## REQUIRED TASK
Copy the data exactly as it appears, and do not include any pictures.

---------- MATERIAL PROVIDED ----------

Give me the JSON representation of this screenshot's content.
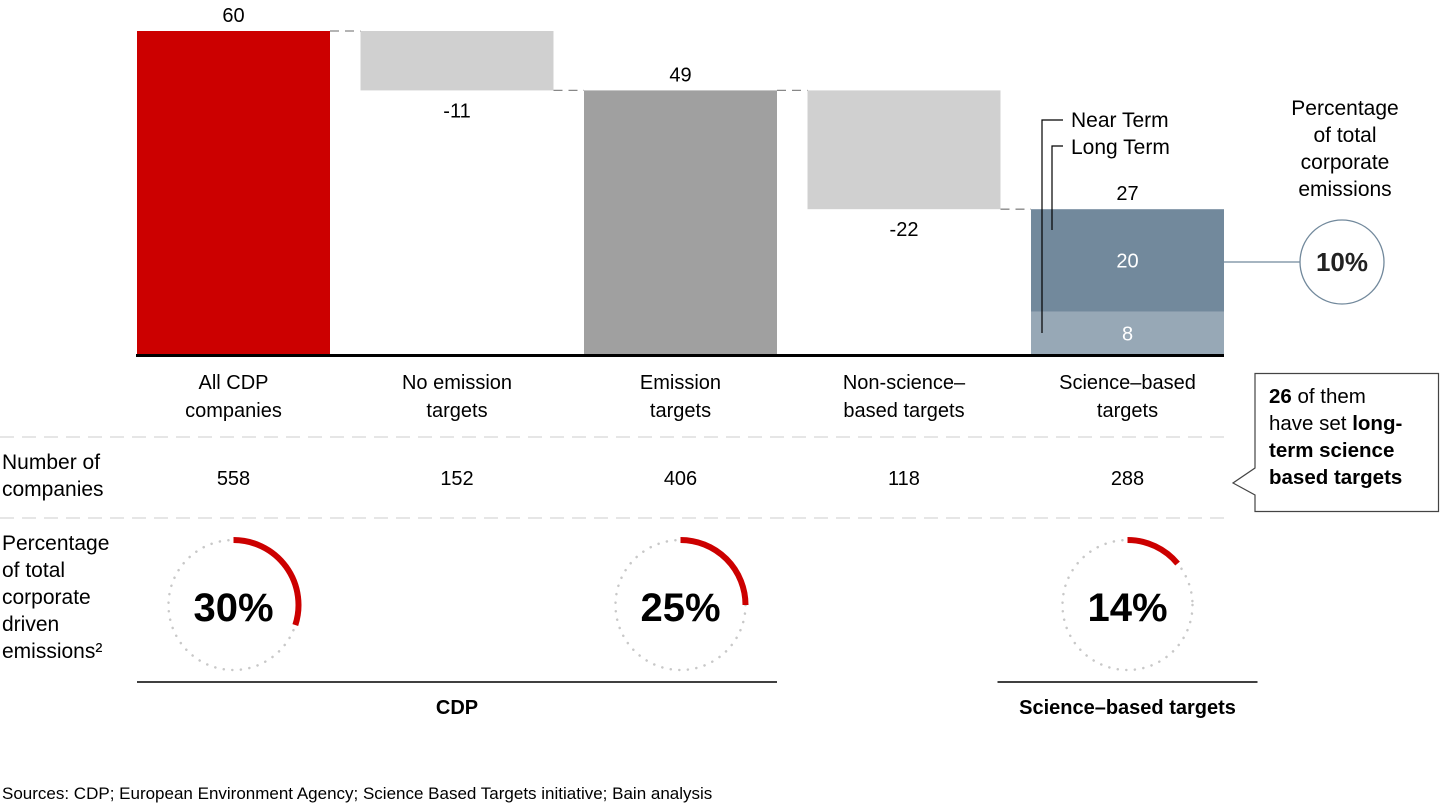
{
  "chart_data": {
    "type": "bar",
    "subtype": "waterfall",
    "categories": [
      "All CDP companies",
      "No emission targets",
      "Emission targets",
      "Non-science–based targets",
      "Science–based targets"
    ],
    "category_lines": [
      [
        "All CDP",
        "companies"
      ],
      [
        "No emission",
        "targets"
      ],
      [
        "Emission",
        "targets"
      ],
      [
        "Non-science–",
        "based targets"
      ],
      [
        "Science–based",
        "targets"
      ]
    ],
    "bars": [
      {
        "kind": "total",
        "value": 60,
        "label": "60",
        "color": "#cc0000"
      },
      {
        "kind": "delta",
        "value": -11,
        "label": "-11",
        "color": "#d0d0d0"
      },
      {
        "kind": "total",
        "value": 49,
        "label": "49",
        "color": "#a0a0a0"
      },
      {
        "kind": "delta",
        "value": -22,
        "label": "-22",
        "color": "#d0d0d0"
      },
      {
        "kind": "stacked",
        "value": 27,
        "label": "27",
        "segments": [
          {
            "name": "Near Term",
            "value": 8,
            "label": "8",
            "color": "#97a8b6"
          },
          {
            "name": "Long Term",
            "value": 20,
            "label": "20",
            "color": "#72899c"
          }
        ]
      }
    ],
    "legend": [
      "Near Term",
      "Long Term"
    ],
    "ylim": [
      0,
      60
    ],
    "grid": false,
    "share_callout": {
      "title_lines": [
        "Percentage",
        "of total",
        "corporate",
        "emissions"
      ],
      "value": 10,
      "label": "10%"
    },
    "number_of_companies": {
      "label_lines": [
        "Number of",
        "companies"
      ],
      "values": [
        558,
        152,
        406,
        118,
        288
      ]
    },
    "share_of_emissions": {
      "label_lines": [
        "Percentage",
        "of total",
        "corporate",
        "driven",
        "emissions²"
      ],
      "donuts": [
        {
          "category_index": 0,
          "value": 30,
          "label": "30%"
        },
        {
          "category_index": 2,
          "value": 25,
          "label": "25%"
        },
        {
          "category_index": 4,
          "value": 14,
          "label": "14%"
        }
      ],
      "accent_color": "#cc0000"
    },
    "group_brackets": [
      {
        "label": "CDP",
        "from_category": 0,
        "to_category": 2
      },
      {
        "label": "Science–based targets",
        "from_category": 4,
        "to_category": 4
      }
    ]
  },
  "callout": {
    "count": "26",
    "text_1": " of them",
    "text_2": "have set ",
    "bold_2": "long-",
    "bold_3": "term science",
    "bold_4": "based targets"
  },
  "source": "Sources: CDP; European Environment Agency; Science Based Targets initiative; Bain analysis"
}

----------

## ANSWER TO THIS TASK
Give me the JSON representation of this screenshot's content.
{
  "chart_data": {
    "type": "bar",
    "subtype": "waterfall",
    "categories": [
      "All CDP companies",
      "No emission targets",
      "Emission targets",
      "Non-science–based targets",
      "Science–based targets"
    ],
    "category_lines": [
      [
        "All CDP",
        "companies"
      ],
      [
        "No emission",
        "targets"
      ],
      [
        "Emission",
        "targets"
      ],
      [
        "Non-science–",
        "based targets"
      ],
      [
        "Science–based",
        "targets"
      ]
    ],
    "bars": [
      {
        "kind": "total",
        "value": 60,
        "label": "60",
        "color": "#cc0000"
      },
      {
        "kind": "delta",
        "value": -11,
        "label": "-11",
        "color": "#d0d0d0"
      },
      {
        "kind": "total",
        "value": 49,
        "label": "49",
        "color": "#a0a0a0"
      },
      {
        "kind": "delta",
        "value": -22,
        "label": "-22",
        "color": "#d0d0d0"
      },
      {
        "kind": "stacked",
        "value": 27,
        "label": "27",
        "segments": [
          {
            "name": "Near Term",
            "value": 8,
            "label": "8",
            "color": "#97a8b6"
          },
          {
            "name": "Long Term",
            "value": 20,
            "label": "20",
            "color": "#72899c"
          }
        ]
      }
    ],
    "legend": [
      "Near Term",
      "Long Term"
    ],
    "ylim": [
      0,
      60
    ],
    "grid": false,
    "share_callout": {
      "title_lines": [
        "Percentage",
        "of total",
        "corporate",
        "emissions"
      ],
      "value": 10,
      "label": "10%"
    },
    "number_of_companies": {
      "label_lines": [
        "Number of",
        "companies"
      ],
      "values": [
        558,
        152,
        406,
        118,
        288
      ]
    },
    "share_of_emissions": {
      "label_lines": [
        "Percentage",
        "of total",
        "corporate",
        "driven",
        "emissions²"
      ],
      "donuts": [
        {
          "category_index": 0,
          "value": 30,
          "label": "30%"
        },
        {
          "category_index": 2,
          "value": 25,
          "label": "25%"
        },
        {
          "category_index": 4,
          "value": 14,
          "label": "14%"
        }
      ],
      "accent_color": "#cc0000"
    },
    "group_brackets": [
      {
        "label": "CDP",
        "from_category": 0,
        "to_category": 2
      },
      {
        "label": "Science–based targets",
        "from_category": 4,
        "to_category": 4
      }
    ]
  },
  "callout": {
    "count": "26",
    "text_1": " of them",
    "text_2": "have set ",
    "bold_2": "long-",
    "bold_3": "term science",
    "bold_4": "based targets"
  },
  "source": "Sources: CDP; European Environment Agency; Science Based Targets initiative; Bain analysis"
}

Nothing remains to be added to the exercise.